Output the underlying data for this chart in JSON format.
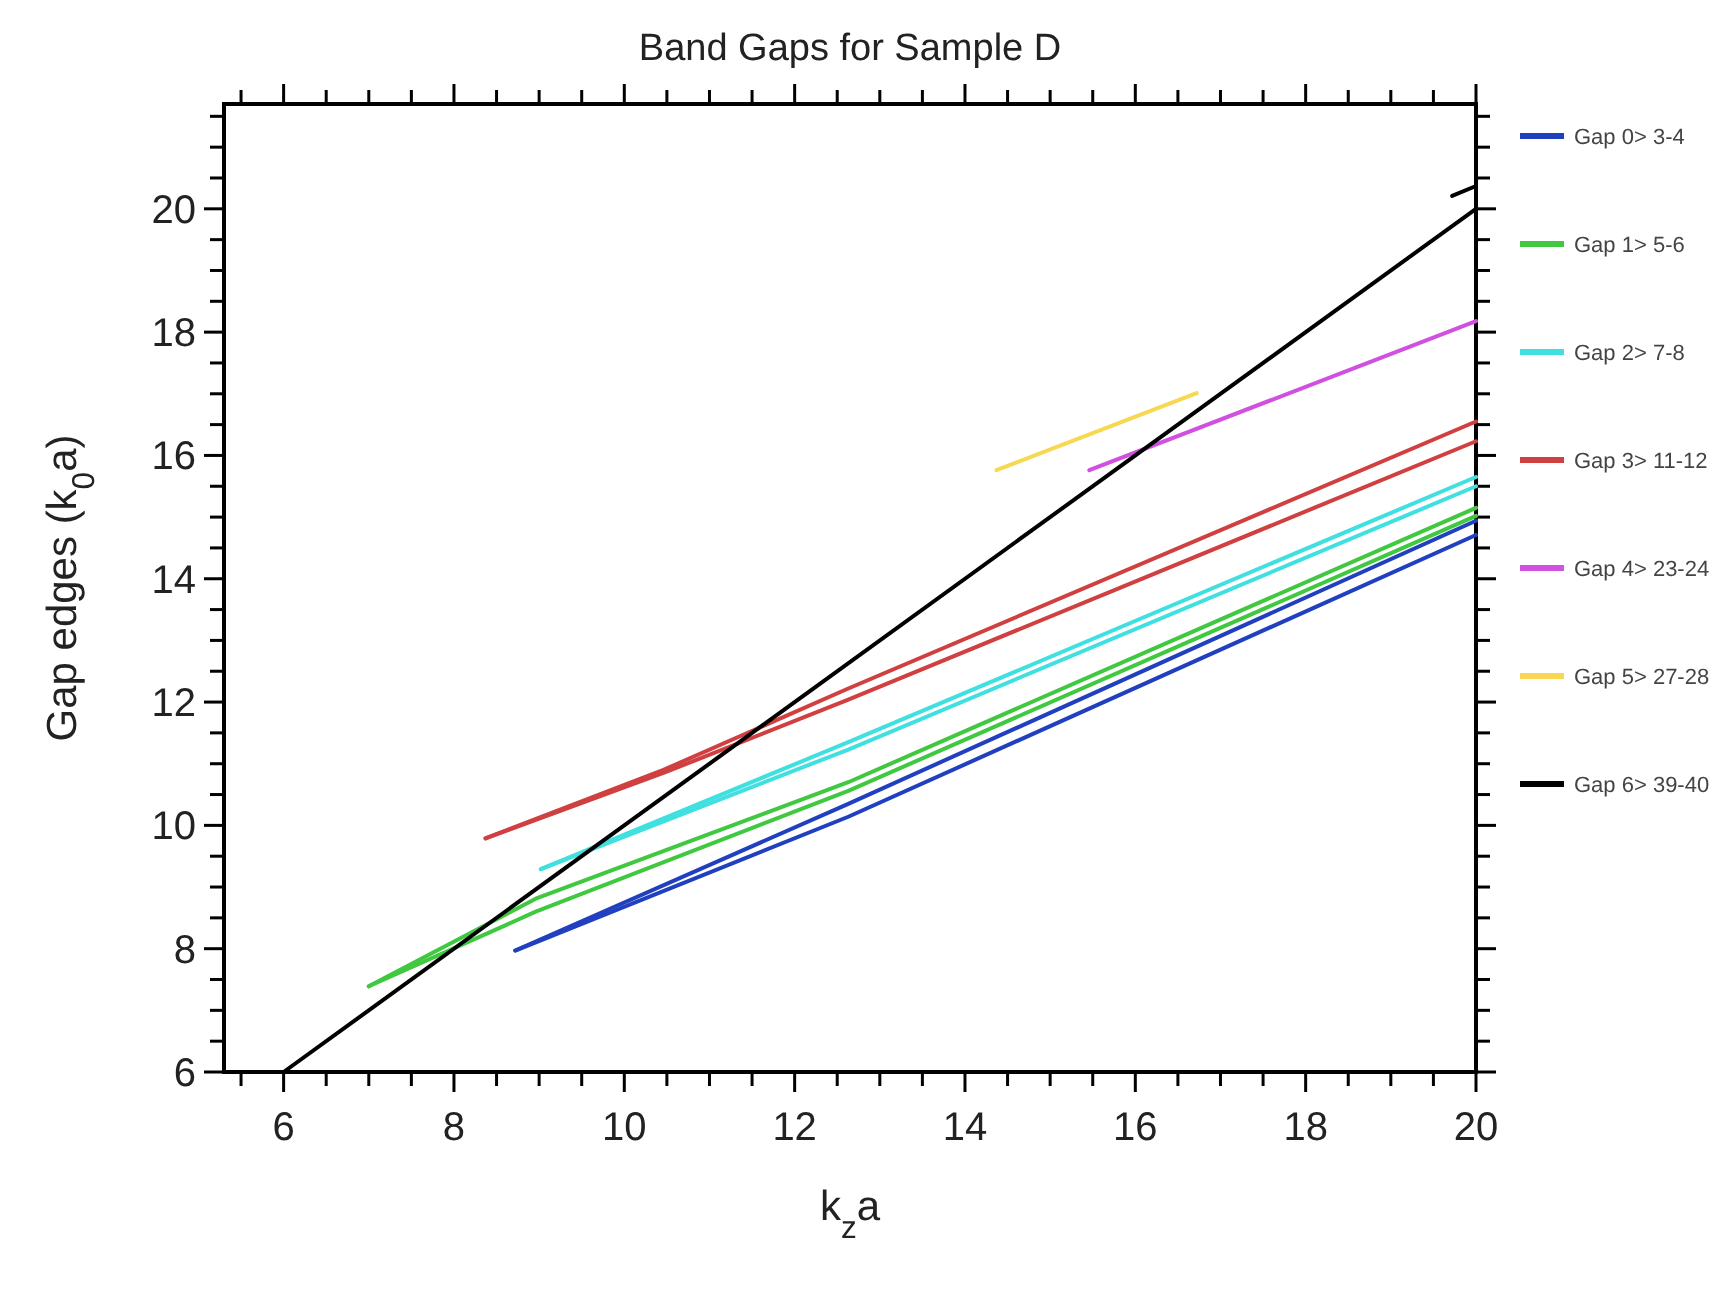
{
  "chart_data": {
    "type": "line",
    "title": "Band Gaps for Sample D",
    "xlabel": "k$_{z}$a",
    "ylabel": "Gap edges (k$_{0}$a)",
    "xlim": [
      5.3,
      20
    ],
    "ylim": [
      6,
      21.7
    ],
    "xticks": [
      {
        "value": 5.5,
        "label": null
      },
      6,
      {
        "value": 6.5,
        "label": null
      },
      {
        "value": 7,
        "label": null
      },
      {
        "value": 7.5,
        "label": null
      },
      8,
      {
        "value": 8.5,
        "label": null
      },
      {
        "value": 9,
        "label": null
      },
      {
        "value": 9.5,
        "label": null
      },
      10,
      {
        "value": 10.5,
        "label": null
      },
      {
        "value": 11,
        "label": null
      },
      {
        "value": 11.5,
        "label": null
      },
      12,
      {
        "value": 12.5,
        "label": null
      },
      {
        "value": 13,
        "label": null
      },
      {
        "value": 13.5,
        "label": null
      },
      14,
      {
        "value": 14.5,
        "label": null
      },
      {
        "value": 15,
        "label": null
      },
      {
        "value": 15.5,
        "label": null
      },
      16,
      {
        "value": 16.5,
        "label": null
      },
      {
        "value": 17,
        "label": null
      },
      {
        "value": 17.5,
        "label": null
      },
      18,
      {
        "value": 18.5,
        "label": null
      },
      {
        "value": 19,
        "label": null
      },
      {
        "value": 19.5,
        "label": null
      },
      20
    ],
    "yticks": [
      6,
      {
        "value": 6.5,
        "label": null
      },
      {
        "value": 7,
        "label": null
      },
      {
        "value": 7.5,
        "label": null
      },
      8,
      {
        "value": 8.5,
        "label": null
      },
      {
        "value": 9,
        "label": null
      },
      {
        "value": 9.5,
        "label": null
      },
      10,
      {
        "value": 10.5,
        "label": null
      },
      {
        "value": 11,
        "label": null
      },
      {
        "value": 11.5,
        "label": null
      },
      12,
      {
        "value": 12.5,
        "label": null
      },
      {
        "value": 13,
        "label": null
      },
      {
        "value": 13.5,
        "label": null
      },
      14,
      {
        "value": 14.5,
        "label": null
      },
      {
        "value": 15,
        "label": null
      },
      {
        "value": 15.5,
        "label": null
      },
      16,
      {
        "value": 16.5,
        "label": null
      },
      {
        "value": 17,
        "label": null
      },
      {
        "value": 17.5,
        "label": null
      },
      18,
      {
        "value": 18.5,
        "label": null
      },
      {
        "value": 19,
        "label": null
      },
      {
        "value": 19.5,
        "label": null
      },
      20,
      {
        "value": 20.5,
        "label": null
      },
      {
        "value": 21,
        "label": null
      },
      {
        "value": 21.5,
        "label": null
      }
    ],
    "grid": false,
    "legend": "right",
    "marker": "none",
    "line_style": "solid",
    "series": [
      {
        "name": "Gap 0> 3-4",
        "color": "#2040c0",
        "x": [
          8.72,
          12.63,
          20
        ],
        "values": [
          7.97,
          10.35,
          14.94
        ]
      },
      {
        "color": "#2040c0",
        "x": [
          8.72,
          12.63,
          20
        ],
        "values": [
          7.97,
          10.14,
          14.71
        ]
      },
      {
        "name": "Gap 1> 5-6",
        "color": "#40c840",
        "x": [
          7,
          8.96,
          12.63,
          20
        ],
        "values": [
          7.39,
          8.81,
          10.7,
          15.15
        ]
      },
      {
        "color": "#40c840",
        "x": [
          7,
          8.96,
          12.63,
          20
        ],
        "values": [
          7.39,
          8.6,
          10.56,
          15.02
        ]
      },
      {
        "name": "Gap 2> 7-8",
        "color": "#40e0e0",
        "x": [
          9.02,
          12.63,
          20
        ],
        "values": [
          9.29,
          11.35,
          15.65
        ]
      },
      {
        "color": "#40e0e0",
        "x": [
          9.02,
          12.63,
          20
        ],
        "values": [
          9.29,
          11.23,
          15.5
        ]
      },
      {
        "name": "Gap 3> 11-12",
        "color": "#d04040",
        "x": [
          8.37,
          10.46,
          12.63,
          20
        ],
        "values": [
          9.79,
          10.9,
          12.22,
          16.55
        ]
      },
      {
        "color": "#d04040",
        "x": [
          8.37,
          10.46,
          12.63,
          20
        ],
        "values": [
          9.79,
          10.85,
          12.04,
          16.23
        ]
      },
      {
        "name": "Gap 4> 23-24",
        "color": "#d050e0",
        "x": [
          15.46,
          20
        ],
        "values": [
          15.76,
          18.18
        ]
      },
      {
        "name": "Gap 5> 27-28",
        "color": "#f8d850",
        "x": [
          14.37,
          16.72
        ],
        "values": [
          15.76,
          17.01
        ]
      },
      {
        "name": "Gap 6> 39-40",
        "color": "#000000",
        "x": [
          6,
          20
        ],
        "values": [
          6,
          20
        ]
      },
      {
        "color": "#000000",
        "x": [
          19.72,
          20
        ],
        "values": [
          20.21,
          20.37
        ]
      }
    ]
  }
}
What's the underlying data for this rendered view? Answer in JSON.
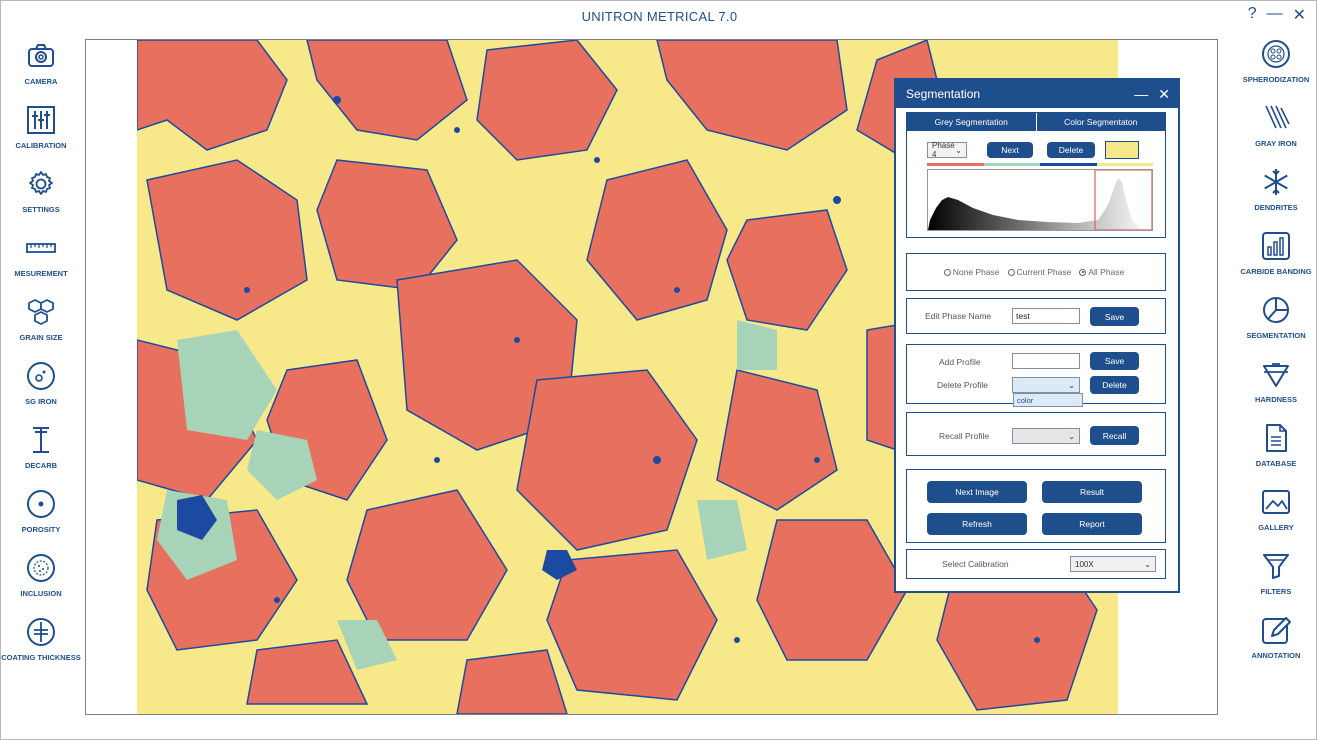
{
  "app": {
    "title": "UNITRON METRICAL 7.0"
  },
  "window_controls": {
    "help": "?",
    "minimize": "—",
    "close": "✕"
  },
  "left_toolbar": [
    {
      "label": "CAMERA",
      "icon": "camera-icon"
    },
    {
      "label": "CALIBRATION",
      "icon": "sliders-icon"
    },
    {
      "label": "SETTINGS",
      "icon": "gear-icon"
    },
    {
      "label": "MESUREMENT",
      "icon": "ruler-icon"
    },
    {
      "label": "GRAIN SIZE",
      "icon": "hexagons-icon"
    },
    {
      "label": "SG IRON",
      "icon": "sg-iron-icon"
    },
    {
      "label": "DECARB",
      "icon": "decarb-icon"
    },
    {
      "label": "POROSITY",
      "icon": "porosity-icon"
    },
    {
      "label": "INCLUSION",
      "icon": "inclusion-icon"
    },
    {
      "label": "COATING THICKNESS",
      "icon": "coating-icon"
    }
  ],
  "right_toolbar": [
    {
      "label": "SPHERODIZATION",
      "icon": "spherodization-icon"
    },
    {
      "label": "GRAY IRON",
      "icon": "gray-iron-icon"
    },
    {
      "label": "DENDRITES",
      "icon": "snowflake-icon"
    },
    {
      "label": "CARBIDE BANDING",
      "icon": "bar-chart-icon"
    },
    {
      "label": "SEGMENTATION",
      "icon": "pie-chart-icon"
    },
    {
      "label": "HARDNESS",
      "icon": "hardness-icon"
    },
    {
      "label": "DATABASE",
      "icon": "document-icon"
    },
    {
      "label": "GALLERY",
      "icon": "gallery-icon"
    },
    {
      "label": "FILTERS",
      "icon": "filter-icon"
    },
    {
      "label": "ANNOTATION",
      "icon": "pencil-icon"
    }
  ],
  "colors": {
    "primary": "#1f4e8c",
    "phase_red": "#e8705e",
    "phase_yellow": "#f7e98a",
    "phase_green": "#a7d3b8",
    "phase_blue": "#1b4aa0"
  },
  "segmentation": {
    "title": "Segmentation",
    "minimize": "—",
    "close": "✕",
    "tabs": [
      "Grey Segmentation",
      "Color Segmentaton"
    ],
    "phase_select": "Phase 4",
    "next_button": "Next",
    "delete_button": "Delete",
    "current_phase_color": "#f7e98a",
    "phase_options": [
      "None Phase",
      "Current Phase",
      "All Phase"
    ],
    "selected_phase_option": "All Phase",
    "edit_phase_name_label": "Edit Phase Name",
    "edit_phase_name_value": "test",
    "edit_save_button": "Save",
    "add_profile_label": "Add Profile",
    "add_profile_value": "",
    "add_save_button": "Save",
    "delete_profile_label": "Delete Profile",
    "delete_profile_value": "",
    "delete_profile_button": "Delete",
    "delete_profile_dropdown_item": "color",
    "recall_profile_label": "Recall Profile",
    "recall_profile_value": "",
    "recall_button": "Recall",
    "next_image_button": "Next Image",
    "result_button": "Result",
    "refresh_button": "Refresh",
    "report_button": "Report",
    "select_calibration_label": "Select Calibration",
    "calibration_value": "100X"
  }
}
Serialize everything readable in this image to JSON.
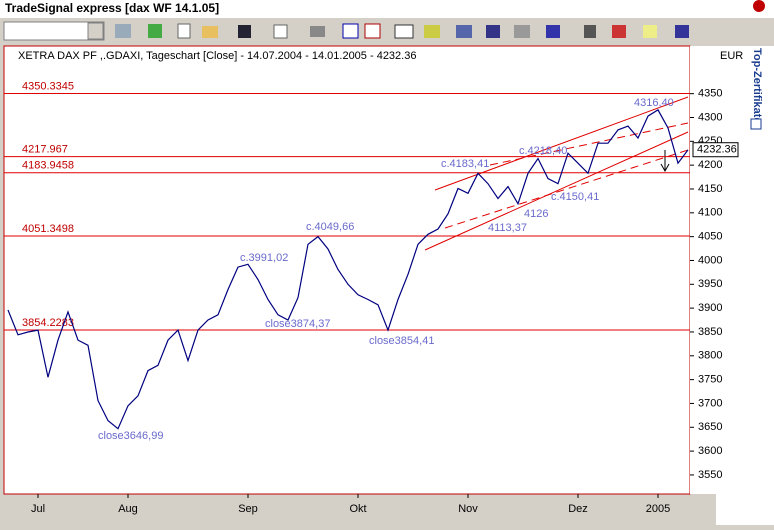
{
  "window": {
    "title": "TradeSignal express [dax WF 14.1.05]"
  },
  "sidebar": {
    "currency": "EUR",
    "label": "Top-Zertifikate"
  },
  "chart_data": {
    "type": "line",
    "title": "XETRA DAX PF ,.GDAXI, Tageschart [Close] - 14.07.2004 - 14.01.2005 - 4232.36",
    "categories": [
      null,
      null,
      null,
      "Jul",
      null,
      null,
      null,
      null,
      null,
      null,
      null,
      null,
      "Aug",
      null,
      null,
      null,
      null,
      null,
      null,
      null,
      null,
      null,
      null,
      null,
      "Sep",
      null,
      null,
      null,
      null,
      null,
      null,
      null,
      null,
      null,
      null,
      "Okt",
      null,
      null,
      null,
      null,
      null,
      null,
      null,
      null,
      null,
      null,
      "Nov",
      null,
      null,
      null,
      null,
      null,
      null,
      null,
      null,
      null,
      null,
      "Dez",
      null,
      null,
      null,
      null,
      null,
      null,
      null,
      "2005",
      null,
      null,
      null
    ],
    "series": [
      {
        "name": "XETRA DAX PF",
        "color": "#000080",
        "values": [
          3896,
          3844,
          3850,
          3854,
          3755,
          3833,
          3892,
          3833,
          3822,
          3706,
          3664,
          3647,
          3695,
          3716,
          3769,
          3780,
          3833,
          3854,
          3790,
          3854,
          3875,
          3886,
          3939,
          3986,
          3992,
          3960,
          3918,
          3886,
          3875,
          3922,
          4034,
          4050,
          4024,
          3981,
          3950,
          3928,
          3918,
          3907,
          3854,
          3918,
          3971,
          4034,
          4055,
          4066,
          4098,
          4151,
          4141,
          4183,
          4161,
          4130,
          4155,
          4119,
          4183,
          4214,
          4172,
          4161,
          4225,
          4204,
          4183,
          4246,
          4246,
          4274,
          4282,
          4257,
          4303,
          4316,
          4278,
          4204,
          4232
        ]
      }
    ],
    "levels": [
      4350.3345,
      4217.967,
      4183.9458,
      4051.3498,
      3854.2283
    ],
    "last_value": 4232.36,
    "annotations": [
      "close3646,99",
      "c.3991,02",
      "close3874,37",
      "c.4049,66",
      "close3854,41",
      "c.4183,41",
      "4113,37",
      "4126",
      "c.4218,40",
      "c.4150,41",
      "4316,40"
    ],
    "ylim": [
      3510,
      4450
    ],
    "yticks": [
      3550,
      3600,
      3650,
      3700,
      3750,
      3800,
      3850,
      3900,
      3950,
      4000,
      4050,
      4100,
      4150,
      4200,
      4250,
      4300,
      4350
    ],
    "grid": false
  }
}
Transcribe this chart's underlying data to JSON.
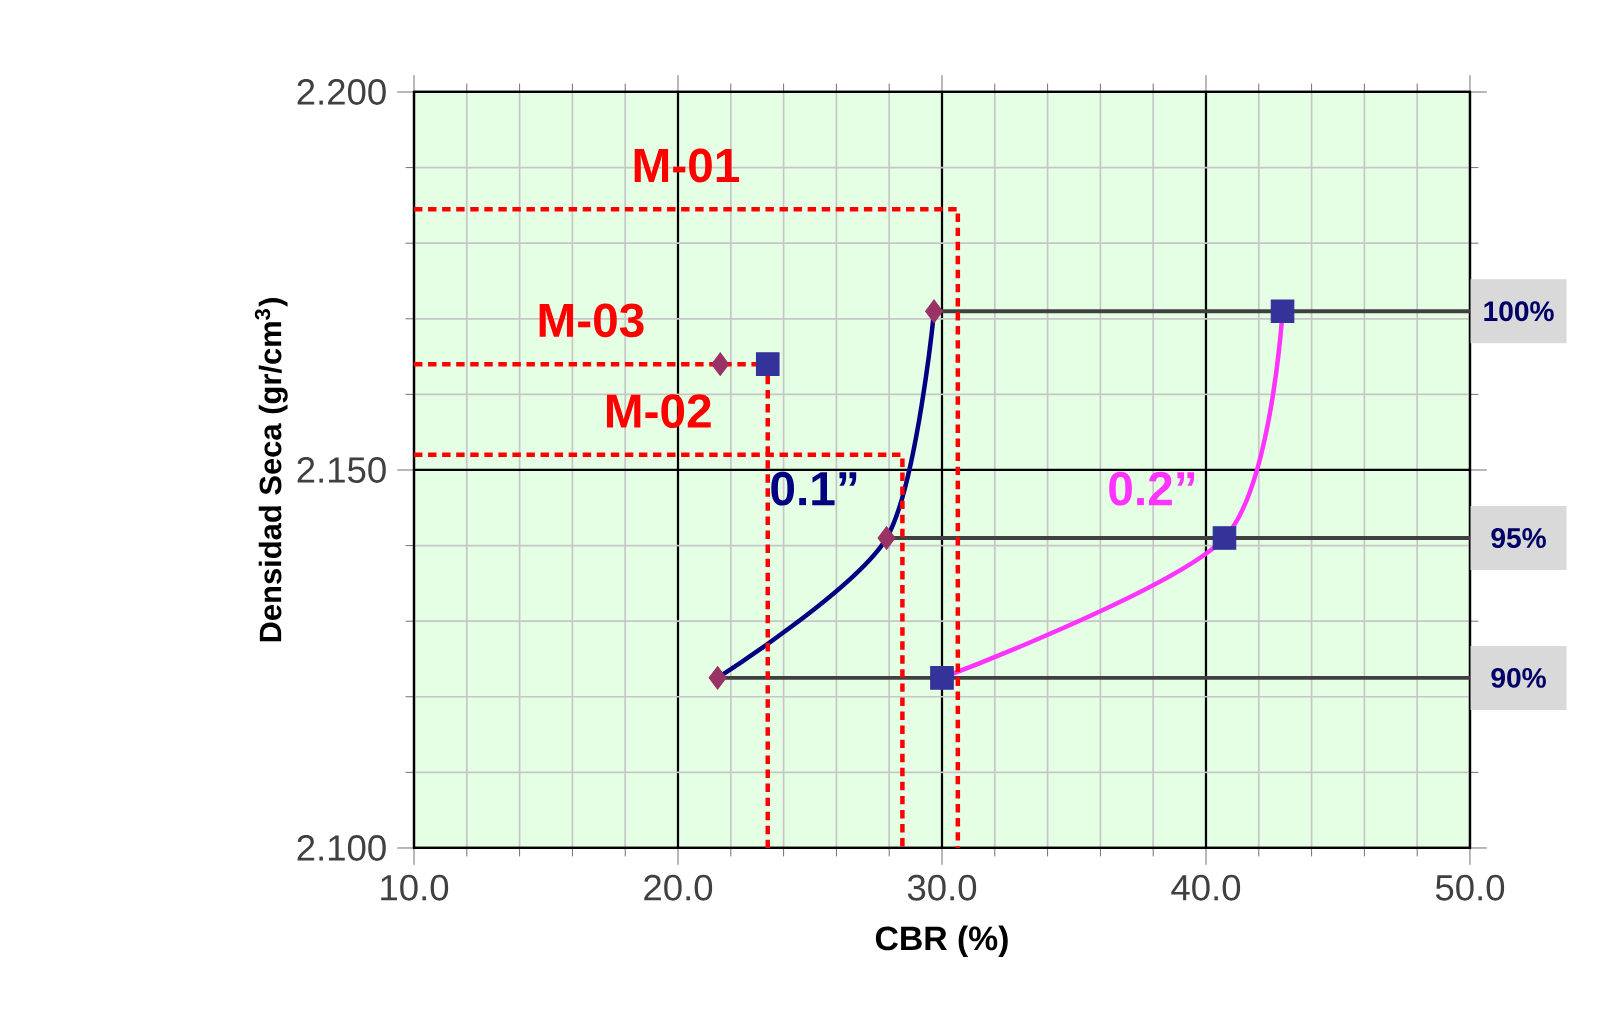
{
  "chart_data": {
    "type": "line",
    "xlabel": "CBR  (%)",
    "ylabel": "Densidad Seca (gr/cm$^{3}$)",
    "xlim": [
      10,
      50
    ],
    "ylim": [
      2.1,
      2.2
    ],
    "xticks": [
      {
        "value": 10,
        "label": "10.0"
      },
      {
        "value": 20,
        "label": "20.0"
      },
      {
        "value": 30,
        "label": "30.0"
      },
      {
        "value": 40,
        "label": "40.0"
      },
      {
        "value": 50,
        "label": "50.0"
      }
    ],
    "yticks": [
      {
        "value": 2.1,
        "label": "2.100"
      },
      {
        "value": 2.15,
        "label": "2.150"
      },
      {
        "value": 2.2,
        "label": "2.200"
      }
    ],
    "grid": true,
    "series": [
      {
        "name": "0.1”",
        "color": "#000080",
        "x": [
          21.5,
          27.9,
          29.7
        ],
        "values": [
          2.1225,
          2.141,
          2.171
        ]
      },
      {
        "type": "scatter",
        "color": "#993366",
        "marker": "diamond",
        "x": [
          21.5,
          27.9,
          29.7,
          21.6
        ],
        "values": [
          2.1225,
          2.141,
          2.171,
          2.164
        ]
      },
      {
        "name": "0.2”",
        "color": "#ff33ff",
        "x": [
          30.0,
          40.7,
          42.9
        ],
        "values": [
          2.1225,
          2.141,
          2.171
        ]
      },
      {
        "type": "scatter",
        "color": "#333399",
        "marker": "square",
        "x": [
          30.0,
          40.7,
          42.9,
          23.4
        ],
        "values": [
          2.1225,
          2.141,
          2.171,
          2.164
        ]
      },
      {
        "name": "M-01",
        "color": "#ff0000",
        "line_style": "dashed",
        "x": [
          10,
          30.6,
          30.6
        ],
        "values": [
          2.1845,
          2.1845,
          2.1
        ]
      },
      {
        "name": "M-03",
        "color": "#ff0000",
        "line_style": "dashed",
        "x": [
          10,
          23.4,
          23.4
        ],
        "values": [
          2.164,
          2.164,
          2.1
        ]
      },
      {
        "name": "M-02",
        "color": "#ff0000",
        "line_style": "dashed",
        "x": [
          10,
          28.5,
          28.5
        ],
        "values": [
          2.152,
          2.152,
          2.1
        ]
      }
    ],
    "ref_lines": [
      {
        "axis": "y",
        "value": 2.171,
        "color": "#404040"
      },
      {
        "axis": "y",
        "value": 2.141,
        "color": "#404040"
      },
      {
        "axis": "y",
        "value": 2.1225,
        "color": "#404040"
      }
    ],
    "annotations": [
      "100%",
      "95%",
      "90%"
    ]
  }
}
——
*AIM OF THE TASK:* Return from the data every line that holds "underlying".

*EXERCISE RESULT:*
Output the underlying data for this chart in JSON format.
What's the underlying data for this rendered view? Answer in JSON.
Transcribe this chart's underlying data to JSON.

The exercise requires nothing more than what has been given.